Bayesian Changepoint Detection on Price Histograms

Author

Pavel Logačev

Published

Invalid Date

Scope

[This is work in progress.]

All model implementations in this repo are designed to detect change points in pricing time series data. All models are based on a set of assumptions outlined below: In brief, we will assume that the relative frequency of specific prices for a product on a given day depends on the underlying price regime, which is associated with a specific distribution of prices, and changes rather infrequently. The models in this repo are all designed to detect structural changes in pricing regimes based on daily price histograms. Changepoints occur when the pricing of a product undergoes a meaningful change — such as list price changes, promotions, or changes in the availability of discounts.

This document outlines the general model assumptions and logic. While none of the actual implementations in this repo actually implement all of them, all models work with some of the assumptions outlined here.

Theoretical Generative Model

We model the daily distribution of purchase prices for a product as dependent on the current latent price regime. Within each regime, there is assumed to be one list price, and one or multiple discounts, at which a product can be purchased. Discounts may have different amounts of availability: for instance, only 2% of customers may be eligible for a 10% discount, while only 1% of customers may be eligible for a 20% discount. Price regimes change occasionally. This can be due to changes of the list price, promotions, changes in the magnitude or availability of discounts, or multiple factors.

We assume that each day belongs to a specific pricing regime. At end of the day $t$, the regime either changes (with probability $\rho_t$) or remains the same (with probability $1 - \rho_t$). Each regime is characterized by a distribution over prices. We assume that it follows a multinomial distribution, such that the distribution of prices in pricing regime $k$ follows $\text{Multinomial}(\tau_k)$.

* [What you need to do] From the changepoint detection text, set down the part that opens with the words containing "This document outlines" and closes with "or multiple factors.", word for word. The material after this text has no connection to it.

* [Source material]
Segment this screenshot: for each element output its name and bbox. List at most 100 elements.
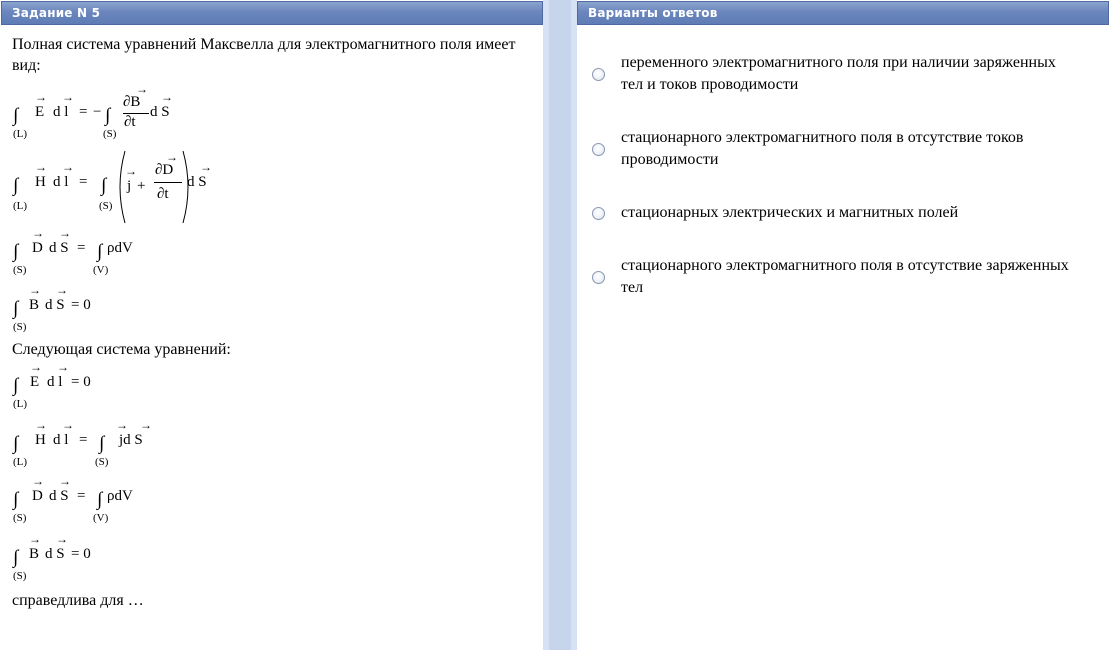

* [Answer to this problem]
This document outlines the general model assumptions and logic. While none of the actual implementations in this repo actually implement all of them, all models work with some of the assumptions outlined here.

Theoretical Generative Model

We model the daily distribution of purchase prices for a product as dependent on the current latent price regime. Within each regime, there is assumed to be one list price, and one or multiple discounts, at which a product can be purchased. Discounts may have different amounts of availability: for instance, only 2% of customers may be eligible for a 10% discount, while only 1% of customers may be eligible for a 20% discount. Price regimes change occasionally. This can be due to changes of the list price, promotions, changes in the magnitude or availability of discounts, or multiple factors.